**TASK PROMPT**. Present every line of the records below as a numbered list, skipping any blank lines.

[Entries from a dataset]
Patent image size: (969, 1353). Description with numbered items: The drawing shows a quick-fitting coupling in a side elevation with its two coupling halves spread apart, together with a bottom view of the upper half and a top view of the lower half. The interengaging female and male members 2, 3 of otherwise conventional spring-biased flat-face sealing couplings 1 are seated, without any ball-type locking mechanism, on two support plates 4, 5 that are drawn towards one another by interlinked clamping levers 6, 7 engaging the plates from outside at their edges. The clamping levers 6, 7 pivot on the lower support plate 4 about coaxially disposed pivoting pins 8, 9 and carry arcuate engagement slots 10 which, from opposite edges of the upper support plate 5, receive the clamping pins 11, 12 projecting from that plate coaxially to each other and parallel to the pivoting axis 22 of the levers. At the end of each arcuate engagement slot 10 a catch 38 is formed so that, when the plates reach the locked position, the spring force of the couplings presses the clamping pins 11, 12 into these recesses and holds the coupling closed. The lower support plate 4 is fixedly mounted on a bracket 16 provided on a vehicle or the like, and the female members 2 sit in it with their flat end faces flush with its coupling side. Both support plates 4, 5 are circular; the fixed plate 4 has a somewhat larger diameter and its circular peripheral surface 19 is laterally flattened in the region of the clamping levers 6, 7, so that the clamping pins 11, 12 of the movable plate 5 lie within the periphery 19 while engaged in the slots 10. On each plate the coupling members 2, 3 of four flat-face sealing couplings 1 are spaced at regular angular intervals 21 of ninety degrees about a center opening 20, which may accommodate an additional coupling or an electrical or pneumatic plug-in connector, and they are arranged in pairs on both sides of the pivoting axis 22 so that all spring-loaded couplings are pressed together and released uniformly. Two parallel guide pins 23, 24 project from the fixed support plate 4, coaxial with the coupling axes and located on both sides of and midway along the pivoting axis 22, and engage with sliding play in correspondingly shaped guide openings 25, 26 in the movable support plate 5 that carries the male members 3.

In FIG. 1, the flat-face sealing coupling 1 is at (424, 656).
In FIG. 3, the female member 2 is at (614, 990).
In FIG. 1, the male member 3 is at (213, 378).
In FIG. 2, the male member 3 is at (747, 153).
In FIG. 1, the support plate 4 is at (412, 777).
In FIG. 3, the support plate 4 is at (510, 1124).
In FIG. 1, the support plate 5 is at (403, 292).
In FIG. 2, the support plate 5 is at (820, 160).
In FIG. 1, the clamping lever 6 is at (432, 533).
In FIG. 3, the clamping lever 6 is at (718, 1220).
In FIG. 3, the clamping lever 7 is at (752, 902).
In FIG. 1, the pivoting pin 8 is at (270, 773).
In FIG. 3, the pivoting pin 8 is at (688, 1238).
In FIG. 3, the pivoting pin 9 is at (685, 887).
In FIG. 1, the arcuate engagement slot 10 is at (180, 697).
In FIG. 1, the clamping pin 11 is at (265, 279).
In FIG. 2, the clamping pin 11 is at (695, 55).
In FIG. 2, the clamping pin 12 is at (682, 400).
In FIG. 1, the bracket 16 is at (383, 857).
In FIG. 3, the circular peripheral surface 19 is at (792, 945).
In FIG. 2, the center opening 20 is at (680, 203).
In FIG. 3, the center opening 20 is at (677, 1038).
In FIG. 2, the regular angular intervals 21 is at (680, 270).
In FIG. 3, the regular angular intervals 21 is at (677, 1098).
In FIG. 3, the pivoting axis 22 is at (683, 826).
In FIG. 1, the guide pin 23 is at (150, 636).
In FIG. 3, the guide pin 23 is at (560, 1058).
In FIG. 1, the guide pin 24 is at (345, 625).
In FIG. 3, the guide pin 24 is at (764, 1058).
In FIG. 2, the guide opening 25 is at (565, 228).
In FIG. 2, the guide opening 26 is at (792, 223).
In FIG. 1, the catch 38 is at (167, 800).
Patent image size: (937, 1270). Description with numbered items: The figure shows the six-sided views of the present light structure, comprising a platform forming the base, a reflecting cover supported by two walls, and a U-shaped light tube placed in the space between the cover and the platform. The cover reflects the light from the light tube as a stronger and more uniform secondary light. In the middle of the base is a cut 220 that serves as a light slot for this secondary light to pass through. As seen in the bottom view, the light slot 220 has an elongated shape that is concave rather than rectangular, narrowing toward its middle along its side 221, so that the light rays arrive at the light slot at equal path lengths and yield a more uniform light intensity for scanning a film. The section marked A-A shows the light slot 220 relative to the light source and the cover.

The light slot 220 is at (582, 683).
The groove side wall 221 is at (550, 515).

**OUTPUT BELOW**.
1. Patent image size: (969, 1353). Description with numbered items: The drawing shows a quick-fitting coupling in a side elevation with its two coupling halves spread apart, together with a bottom view of the upper half and a top view of the lower half. The interengaging female and male members 2, 3 of otherwise conventional spring-biased flat-face sealing couplings 1 are seated, without any ball-type locking mechanism, on two support plates 4, 5 that are drawn towards one another by interlinked clamping levers 6, 7 engaging the plates from outside at their edges. The clamping levers 6, 7 pivot on the lower support plate 4 about coaxially disposed pivoting pins 8, 9 and carry arcuate engagement slots 10 which, from opposite edges of the upper support plate 5, receive the clamping pins 11, 12 projecting from that plate coaxially to each other and parallel to the pivoting axis 22 of the levers. At the end of each arcuate engagement slot 10 a catch 38 is formed so that, when the plates reach the locked position, the spring force of the couplings presses the clamping pins 11, 12 into these recesses and holds the coupling closed. The lower support plate 4 is fixedly mounted on a bracket 16 provided on a vehicle or the like, and the female members 2 sit in it with their flat end faces flush with its coupling side. Both support plates 4, 5 are circular; the fixed plate 4 has a somewhat larger diameter and its circular peripheral surface 19 is laterally flattened in the region of the clamping levers 6, 7, so that the clamping pins 11, 12 of the movable plate 5 lie within the periphery 19 while engaged in the slots 10. On each plate the coupling members 2, 3 of four flat-face sealing couplings 1 are spaced at regular angular intervals 21 of ninety degrees about a center opening 20, which may accommodate an additional coupling or an electrical or pneumatic plug-in connector, and they are arranged in pairs on both sides of the pivoting axis 22 so that all spring-loaded couplings are pressed together and released uniformly. Two parallel guide pins 23, 24 project from the fixed support plate 4, coaxial with the coupling axes and located on both sides of and midway along the pivoting axis 22, and engage with sliding play in correspondingly shaped guide openings 25, 26 in the movable support plate 5 that carries the male members 3.
2. In FIG. 1, the flat-face sealing coupling 1 is at (424, 656).
3. In FIG. 3, the female member 2 is at (614, 990).
4. In FIG. 1, the male member 3 is at (213, 378).
5. In FIG. 2, the male member 3 is at (747, 153).
6. In FIG. 1, the support plate 4 is at (412, 777).
7. In FIG. 3, the support plate 4 is at (510, 1124).
8. In FIG. 1, the support plate 5 is at (403, 292).
9. In FIG. 2, the support plate 5 is at (820, 160).
10. In FIG. 1, the clamping lever 6 is at (432, 533).
11. In FIG. 3, the clamping lever 6 is at (718, 1220).
12. In FIG. 3, the clamping lever 7 is at (752, 902).
13. In FIG. 1, the pivoting pin 8 is at (270, 773).
14. In FIG. 3, the pivoting pin 8 is at (688, 1238).
15. In FIG. 3, the pivoting pin 9 is at (685, 887).
16. In FIG. 1, the arcuate engagement slot 10 is at (180, 697).
17. In FIG. 1, the clamping pin 11 is at (265, 279).
18. In FIG. 2, the clamping pin 11 is at (695, 55).
19. In FIG. 2, the clamping pin 12 is at (682, 400).
20. In FIG. 1, the bracket 16 is at (383, 857).
21. In FIG. 3, the circular peripheral surface 19 is at (792, 945).
22. In FIG. 2, the center opening 20 is at (680, 203).
23. In FIG. 3, the center opening 20 is at (677, 1038).
24. In FIG. 2, the regular angular intervals 21 is at (680, 270).
25. In FIG. 3, the regular angular intervals 21 is at (677, 1098).
26. In FIG. 3, the pivoting axis 22 is at (683, 826).
27. In FIG. 1, the guide pin 23 is at (150, 636).
28. In FIG. 3, the guide pin 23 is at (560, 1058).
29. In FIG. 1, the guide pin 24 is at (345, 625).
30. In FIG. 3, the guide pin 24 is at (764, 1058).
31. In FIG. 2, the guide opening 25 is at (565, 228).
32. In FIG. 2, the guide opening 26 is at (792, 223).
33. In FIG. 1, the catch 38 is at (167, 800).
34. Patent image size: (937, 1270). Description with numbered items: The figure shows the six-sided views of the present light structure, comprising a platform forming the base, a reflecting cover supported by two walls, and a U-shaped light tube placed in the space between the cover and the platform. The cover reflects the light from the light tube as a stronger and more uniform secondary light. In the middle of the base is a cut 220 that serves as a light slot for this secondary light to pass through. As seen in the bottom view, the light slot 220 has an elongated shape that is concave rather than rectangular, narrowing toward its middle along its side 221, so that the light rays arrive at the light slot at equal path lengths and yield a more uniform light intensity for scanning a film. The section marked A-A shows the light slot 220 relative to the light source and the cover.
35. The light slot 220 is at (582, 683).
36. The groove side wall 221 is at (550, 515).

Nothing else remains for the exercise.